(Extracted records)
-.-.-

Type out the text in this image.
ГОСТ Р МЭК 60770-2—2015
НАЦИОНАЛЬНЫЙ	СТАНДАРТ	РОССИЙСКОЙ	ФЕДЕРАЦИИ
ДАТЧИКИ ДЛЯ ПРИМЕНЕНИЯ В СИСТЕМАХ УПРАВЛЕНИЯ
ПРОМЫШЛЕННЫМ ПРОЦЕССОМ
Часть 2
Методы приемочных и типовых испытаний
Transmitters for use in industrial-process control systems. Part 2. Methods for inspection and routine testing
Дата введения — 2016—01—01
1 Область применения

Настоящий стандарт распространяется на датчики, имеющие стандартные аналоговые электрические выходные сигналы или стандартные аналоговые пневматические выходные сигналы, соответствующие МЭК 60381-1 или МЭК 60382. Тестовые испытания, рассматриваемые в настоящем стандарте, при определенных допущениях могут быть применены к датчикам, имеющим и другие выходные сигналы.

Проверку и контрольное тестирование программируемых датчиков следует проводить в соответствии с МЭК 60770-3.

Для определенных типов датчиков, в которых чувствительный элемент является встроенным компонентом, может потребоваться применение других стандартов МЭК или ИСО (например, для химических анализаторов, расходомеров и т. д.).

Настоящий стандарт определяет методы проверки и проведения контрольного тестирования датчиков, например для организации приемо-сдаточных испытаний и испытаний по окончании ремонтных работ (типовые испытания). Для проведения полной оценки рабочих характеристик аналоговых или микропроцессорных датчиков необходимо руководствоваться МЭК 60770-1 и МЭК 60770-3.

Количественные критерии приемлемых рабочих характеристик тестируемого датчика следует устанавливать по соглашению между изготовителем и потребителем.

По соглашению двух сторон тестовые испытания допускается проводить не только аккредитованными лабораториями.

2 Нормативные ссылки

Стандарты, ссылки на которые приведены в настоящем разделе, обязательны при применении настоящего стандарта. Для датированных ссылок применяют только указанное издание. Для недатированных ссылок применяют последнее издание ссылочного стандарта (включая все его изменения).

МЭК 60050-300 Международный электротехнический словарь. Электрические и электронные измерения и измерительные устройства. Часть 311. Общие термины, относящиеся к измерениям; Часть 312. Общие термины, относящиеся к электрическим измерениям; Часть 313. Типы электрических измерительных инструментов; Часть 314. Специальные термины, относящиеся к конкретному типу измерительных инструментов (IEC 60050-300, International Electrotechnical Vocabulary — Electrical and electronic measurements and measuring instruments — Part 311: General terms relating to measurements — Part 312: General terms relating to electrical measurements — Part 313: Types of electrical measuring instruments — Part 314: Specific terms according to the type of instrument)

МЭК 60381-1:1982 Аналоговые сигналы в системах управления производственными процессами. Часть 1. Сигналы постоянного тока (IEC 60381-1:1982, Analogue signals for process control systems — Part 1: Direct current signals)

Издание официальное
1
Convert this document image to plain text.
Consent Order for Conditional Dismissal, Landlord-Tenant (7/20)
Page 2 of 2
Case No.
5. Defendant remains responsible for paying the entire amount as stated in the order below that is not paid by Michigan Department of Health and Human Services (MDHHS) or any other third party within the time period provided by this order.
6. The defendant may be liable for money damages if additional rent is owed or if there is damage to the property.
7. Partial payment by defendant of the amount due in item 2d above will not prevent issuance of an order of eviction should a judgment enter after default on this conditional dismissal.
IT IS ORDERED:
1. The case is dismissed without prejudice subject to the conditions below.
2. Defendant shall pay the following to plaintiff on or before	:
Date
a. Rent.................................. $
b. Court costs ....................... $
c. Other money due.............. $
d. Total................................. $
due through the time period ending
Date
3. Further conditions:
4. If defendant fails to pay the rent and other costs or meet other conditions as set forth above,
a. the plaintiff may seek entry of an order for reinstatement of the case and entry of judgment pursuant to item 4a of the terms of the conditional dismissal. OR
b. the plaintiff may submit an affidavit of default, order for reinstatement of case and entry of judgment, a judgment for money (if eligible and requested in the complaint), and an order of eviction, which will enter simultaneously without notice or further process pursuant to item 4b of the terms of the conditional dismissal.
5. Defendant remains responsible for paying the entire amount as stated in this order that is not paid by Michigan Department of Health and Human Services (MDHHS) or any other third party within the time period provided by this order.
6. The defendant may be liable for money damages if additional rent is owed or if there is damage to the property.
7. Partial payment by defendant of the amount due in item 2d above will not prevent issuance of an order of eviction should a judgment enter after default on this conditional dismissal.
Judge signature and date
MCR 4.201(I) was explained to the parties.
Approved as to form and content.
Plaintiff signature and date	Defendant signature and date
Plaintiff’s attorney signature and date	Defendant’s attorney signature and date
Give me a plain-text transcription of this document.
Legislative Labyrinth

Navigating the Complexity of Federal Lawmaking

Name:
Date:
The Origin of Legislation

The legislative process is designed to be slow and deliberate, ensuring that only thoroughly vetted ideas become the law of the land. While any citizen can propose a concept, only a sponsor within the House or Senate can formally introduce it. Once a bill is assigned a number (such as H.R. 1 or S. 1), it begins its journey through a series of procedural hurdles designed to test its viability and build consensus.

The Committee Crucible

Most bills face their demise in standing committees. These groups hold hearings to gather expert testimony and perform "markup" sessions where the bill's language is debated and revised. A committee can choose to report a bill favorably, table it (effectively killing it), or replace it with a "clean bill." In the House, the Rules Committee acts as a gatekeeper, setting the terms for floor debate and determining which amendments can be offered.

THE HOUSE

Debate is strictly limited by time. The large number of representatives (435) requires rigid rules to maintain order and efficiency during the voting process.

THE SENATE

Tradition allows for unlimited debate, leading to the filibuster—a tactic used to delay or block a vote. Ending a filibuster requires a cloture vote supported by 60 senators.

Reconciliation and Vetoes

-.-.-

◆ REQUIRED WORK
Pull out each line holding the string "только".

◆ TASK ANSWER
По соглашению двух сторон тестовые испытания допускается проводить не только аккредитованными лабораториями.
Стандарты, ссылки на которые приведены в настоящем разделе, обязательны при применении настоящего стандарта. Для датированных ссылок применяют только указанное издание. Для недатированных ссылок применяют последнее издание ссылочного стандарта (включая все его изменения).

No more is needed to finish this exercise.